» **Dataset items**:
===============

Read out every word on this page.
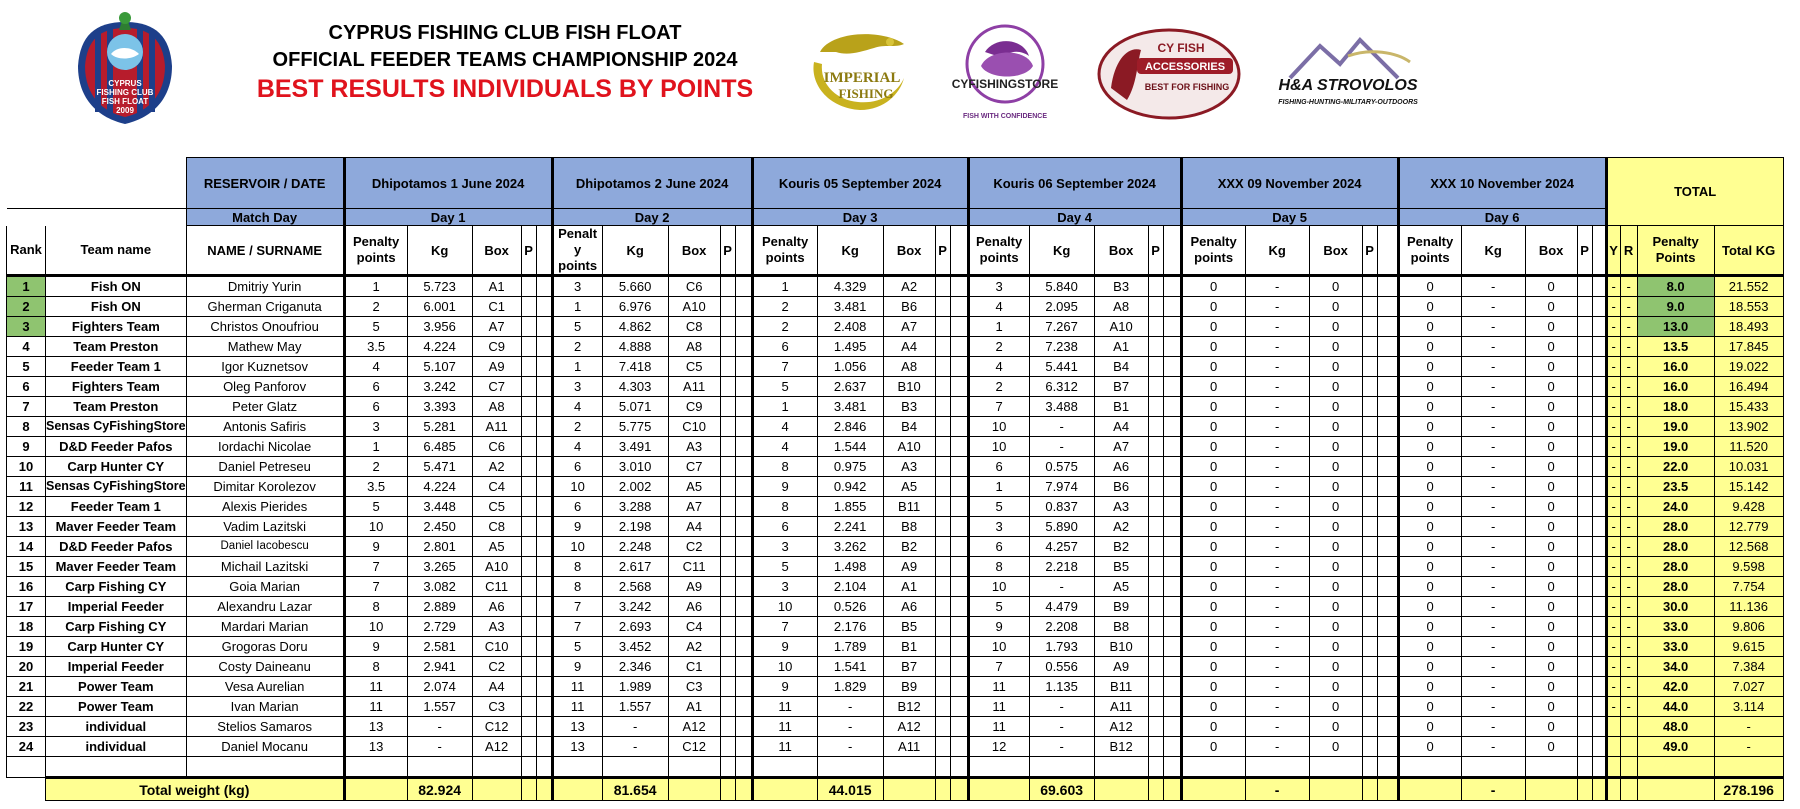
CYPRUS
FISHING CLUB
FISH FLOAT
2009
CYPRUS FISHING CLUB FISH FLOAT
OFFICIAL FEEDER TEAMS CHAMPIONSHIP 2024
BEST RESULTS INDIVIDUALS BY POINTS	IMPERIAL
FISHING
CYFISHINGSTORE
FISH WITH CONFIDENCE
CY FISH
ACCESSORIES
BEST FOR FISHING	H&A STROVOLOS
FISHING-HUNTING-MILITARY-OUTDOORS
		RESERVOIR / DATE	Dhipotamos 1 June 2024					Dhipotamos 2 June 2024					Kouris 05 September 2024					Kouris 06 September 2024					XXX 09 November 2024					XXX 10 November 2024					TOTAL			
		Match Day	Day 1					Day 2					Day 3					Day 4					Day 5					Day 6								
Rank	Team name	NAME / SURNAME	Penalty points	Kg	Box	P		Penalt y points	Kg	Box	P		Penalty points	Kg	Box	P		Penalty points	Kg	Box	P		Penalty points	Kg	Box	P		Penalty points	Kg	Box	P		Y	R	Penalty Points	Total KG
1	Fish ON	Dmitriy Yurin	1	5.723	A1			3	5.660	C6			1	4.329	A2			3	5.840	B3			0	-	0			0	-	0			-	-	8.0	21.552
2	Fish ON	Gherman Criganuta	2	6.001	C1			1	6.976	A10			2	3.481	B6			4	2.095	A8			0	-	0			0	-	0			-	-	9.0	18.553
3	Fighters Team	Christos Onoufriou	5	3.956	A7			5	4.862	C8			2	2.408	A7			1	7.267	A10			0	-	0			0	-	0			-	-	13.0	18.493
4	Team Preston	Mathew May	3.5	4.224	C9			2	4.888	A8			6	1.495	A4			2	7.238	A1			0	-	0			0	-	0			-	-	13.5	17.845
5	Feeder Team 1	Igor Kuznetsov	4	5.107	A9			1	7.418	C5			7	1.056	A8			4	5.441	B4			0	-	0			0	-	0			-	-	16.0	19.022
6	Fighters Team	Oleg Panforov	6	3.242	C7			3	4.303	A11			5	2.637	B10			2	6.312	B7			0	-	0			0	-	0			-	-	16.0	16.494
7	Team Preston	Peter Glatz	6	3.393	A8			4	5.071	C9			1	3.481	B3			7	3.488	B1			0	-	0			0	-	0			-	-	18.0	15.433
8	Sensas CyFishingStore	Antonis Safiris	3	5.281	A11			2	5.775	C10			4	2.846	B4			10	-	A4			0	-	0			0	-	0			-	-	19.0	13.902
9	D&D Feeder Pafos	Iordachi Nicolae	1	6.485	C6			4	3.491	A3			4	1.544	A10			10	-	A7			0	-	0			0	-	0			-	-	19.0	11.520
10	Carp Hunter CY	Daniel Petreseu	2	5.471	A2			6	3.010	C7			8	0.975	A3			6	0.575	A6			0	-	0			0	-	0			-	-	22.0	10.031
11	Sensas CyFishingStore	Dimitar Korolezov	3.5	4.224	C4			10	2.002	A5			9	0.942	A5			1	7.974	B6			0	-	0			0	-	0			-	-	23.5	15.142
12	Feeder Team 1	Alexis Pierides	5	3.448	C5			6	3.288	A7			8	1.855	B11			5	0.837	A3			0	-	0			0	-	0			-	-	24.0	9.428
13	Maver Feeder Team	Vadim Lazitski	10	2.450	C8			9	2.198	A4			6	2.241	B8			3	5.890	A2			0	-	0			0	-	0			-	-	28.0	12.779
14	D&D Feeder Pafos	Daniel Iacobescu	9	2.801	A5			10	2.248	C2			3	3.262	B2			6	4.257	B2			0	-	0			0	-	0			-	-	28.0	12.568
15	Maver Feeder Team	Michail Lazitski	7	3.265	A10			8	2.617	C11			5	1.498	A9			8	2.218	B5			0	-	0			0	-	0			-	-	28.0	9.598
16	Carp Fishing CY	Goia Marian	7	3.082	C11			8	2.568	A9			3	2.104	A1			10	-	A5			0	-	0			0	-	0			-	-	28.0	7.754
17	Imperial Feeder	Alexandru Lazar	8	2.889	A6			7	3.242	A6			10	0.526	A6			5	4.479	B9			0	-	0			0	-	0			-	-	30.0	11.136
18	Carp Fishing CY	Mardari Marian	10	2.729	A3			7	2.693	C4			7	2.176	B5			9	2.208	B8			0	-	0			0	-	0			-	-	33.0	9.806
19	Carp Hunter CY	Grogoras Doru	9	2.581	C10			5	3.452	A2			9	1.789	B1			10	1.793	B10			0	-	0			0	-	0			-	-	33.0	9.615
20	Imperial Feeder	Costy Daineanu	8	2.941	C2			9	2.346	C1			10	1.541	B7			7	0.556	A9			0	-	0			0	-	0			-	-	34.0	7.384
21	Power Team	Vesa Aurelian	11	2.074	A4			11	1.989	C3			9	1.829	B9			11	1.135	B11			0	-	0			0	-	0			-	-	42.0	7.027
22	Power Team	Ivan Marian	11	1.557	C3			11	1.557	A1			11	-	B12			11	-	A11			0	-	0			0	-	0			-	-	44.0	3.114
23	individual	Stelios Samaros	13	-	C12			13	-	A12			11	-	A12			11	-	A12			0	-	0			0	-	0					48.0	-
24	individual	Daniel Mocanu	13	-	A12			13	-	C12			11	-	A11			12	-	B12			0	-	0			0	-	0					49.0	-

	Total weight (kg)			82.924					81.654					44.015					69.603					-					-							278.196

===============

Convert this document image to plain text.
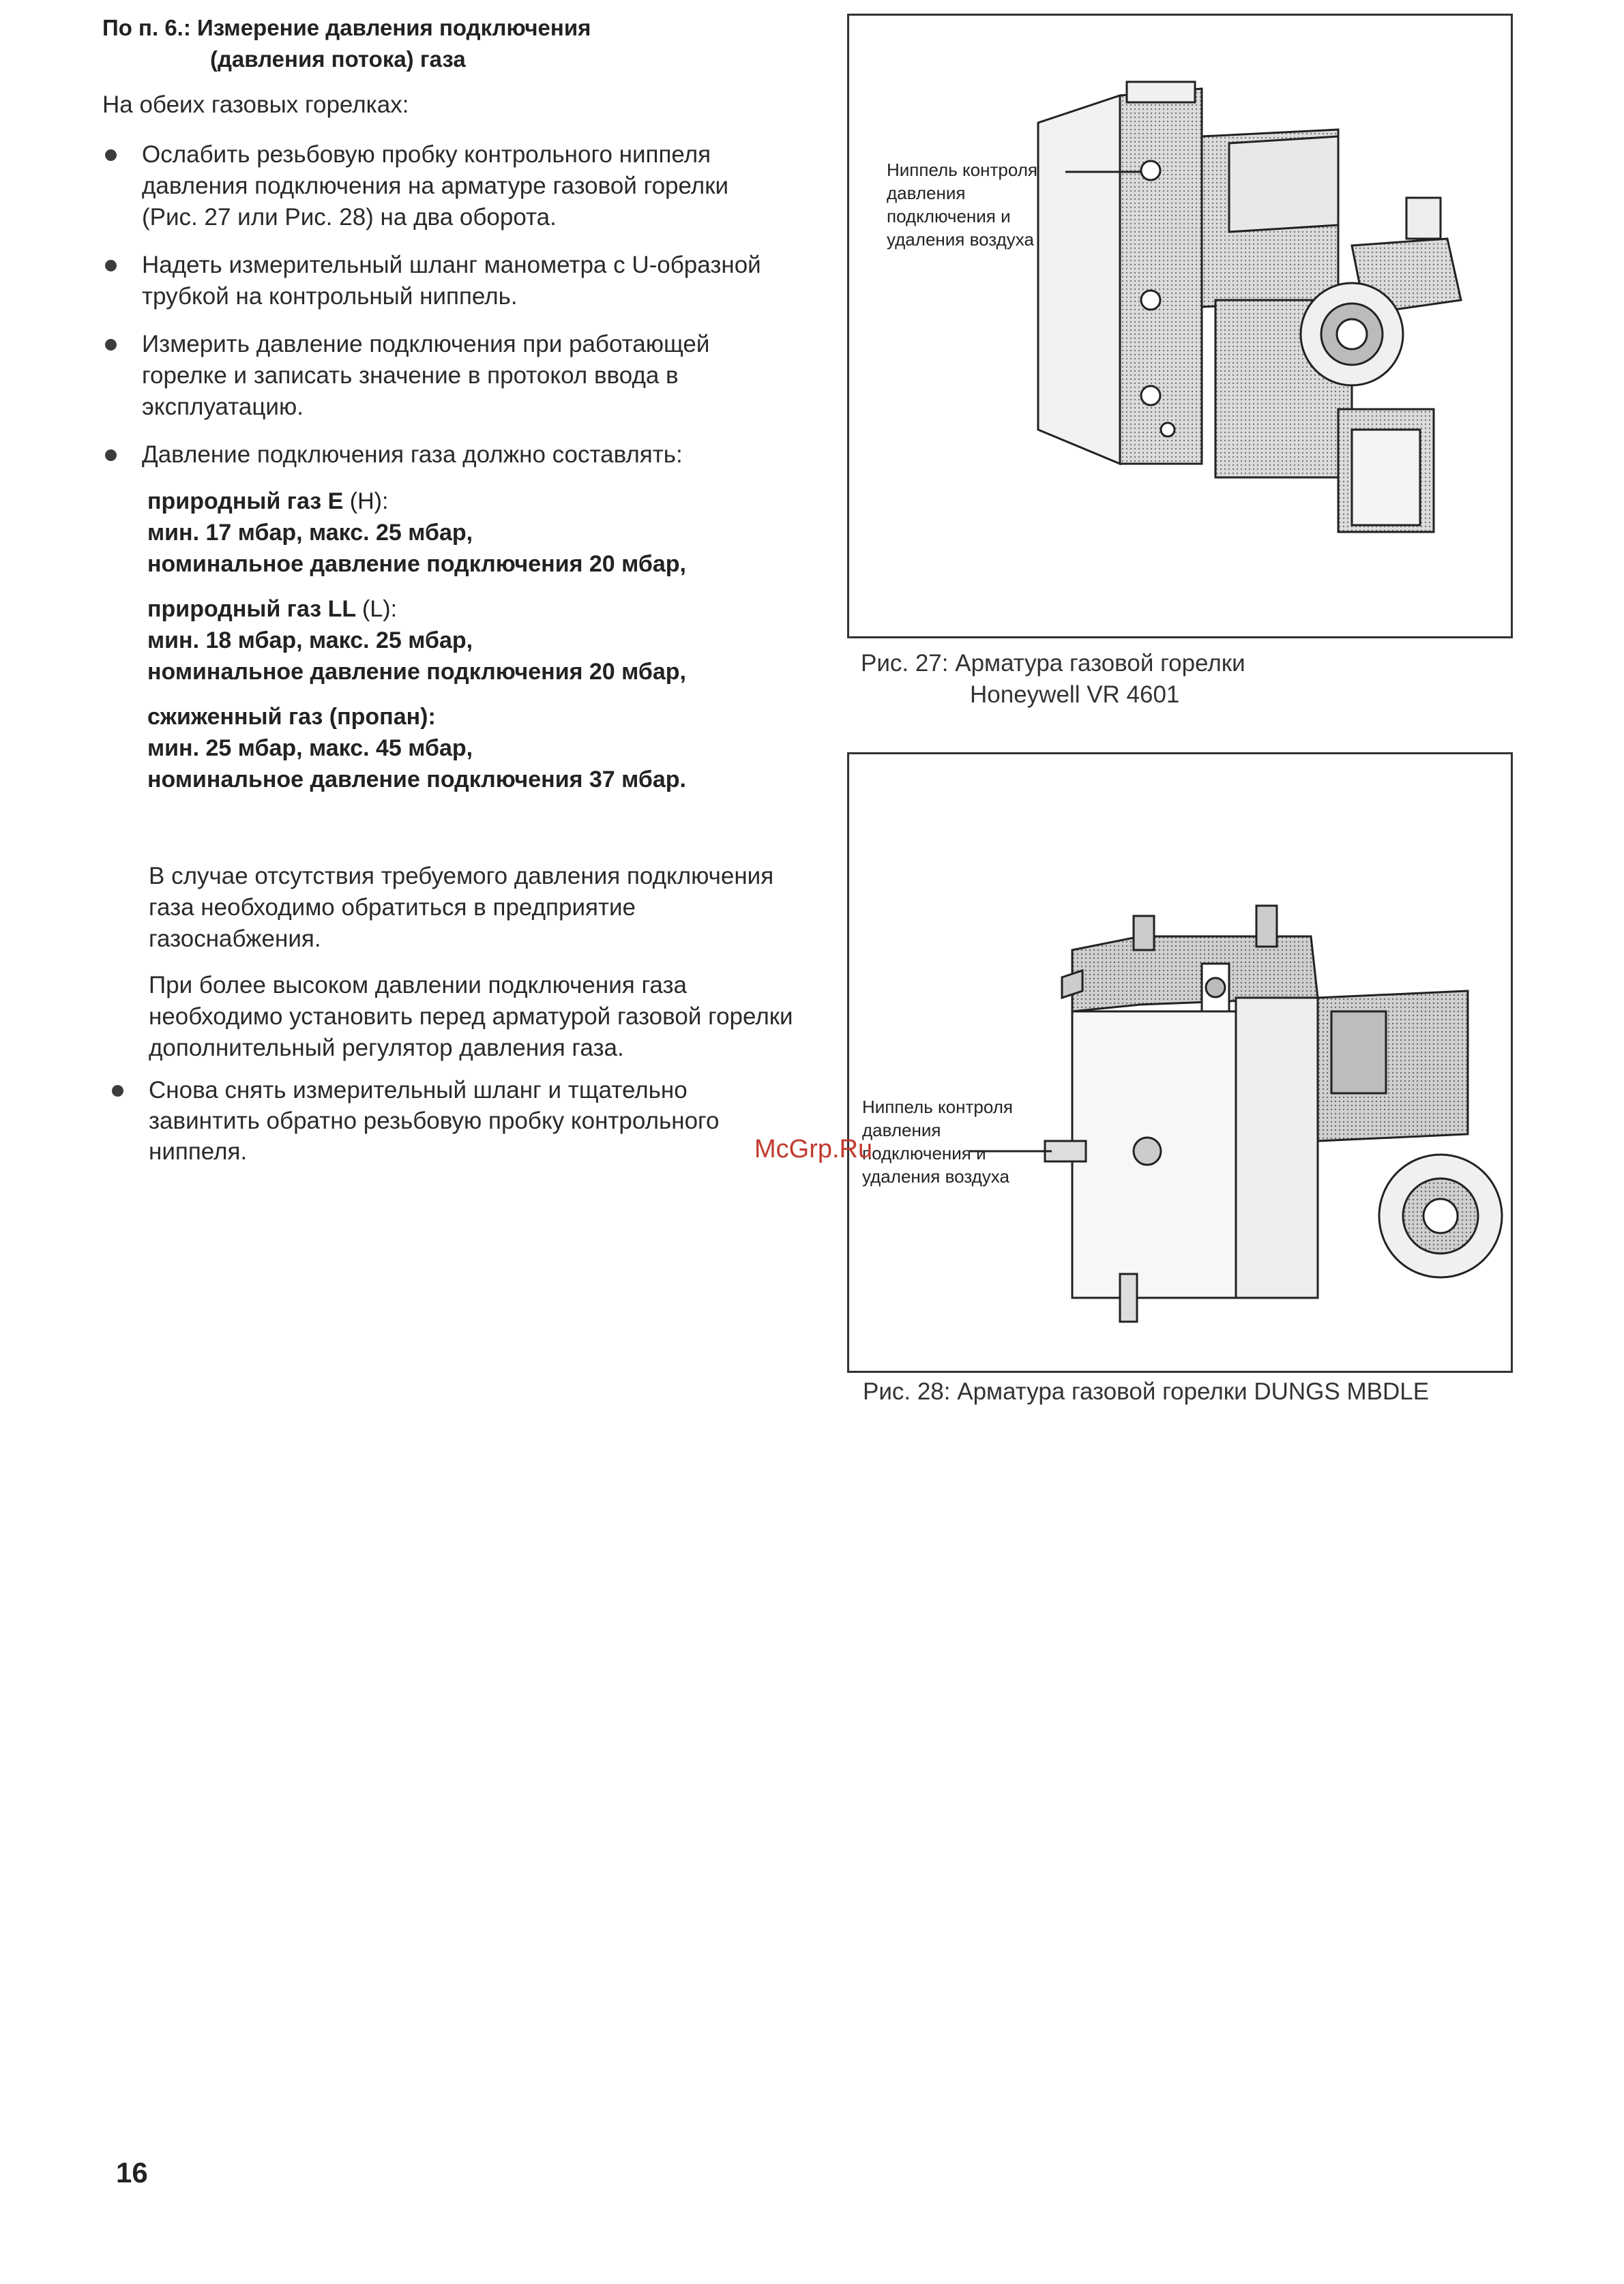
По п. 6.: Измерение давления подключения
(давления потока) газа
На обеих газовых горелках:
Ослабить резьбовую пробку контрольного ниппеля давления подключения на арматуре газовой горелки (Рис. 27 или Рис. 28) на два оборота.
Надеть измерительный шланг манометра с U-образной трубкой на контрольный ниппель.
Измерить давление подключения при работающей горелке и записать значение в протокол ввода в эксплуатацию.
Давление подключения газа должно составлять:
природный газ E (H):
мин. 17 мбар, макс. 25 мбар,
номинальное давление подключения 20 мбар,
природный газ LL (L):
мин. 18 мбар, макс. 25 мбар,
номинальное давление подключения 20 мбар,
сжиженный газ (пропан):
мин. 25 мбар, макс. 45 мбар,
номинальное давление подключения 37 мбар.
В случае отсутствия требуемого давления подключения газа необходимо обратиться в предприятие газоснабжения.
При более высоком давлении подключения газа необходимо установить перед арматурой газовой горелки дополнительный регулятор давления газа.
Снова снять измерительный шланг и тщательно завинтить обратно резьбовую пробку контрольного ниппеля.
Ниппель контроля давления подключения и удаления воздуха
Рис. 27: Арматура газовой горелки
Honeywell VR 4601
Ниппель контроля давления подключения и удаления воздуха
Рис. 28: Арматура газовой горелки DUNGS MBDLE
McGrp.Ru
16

===============

» **Description of the task**: Collect each line above holding the string "макс".

» **Response**:
мин. 17 мбар, макс. 25 мбар,
мин. 18 мбар, макс. 25 мбар,
мин. 25 мбар, макс. 45 мбар,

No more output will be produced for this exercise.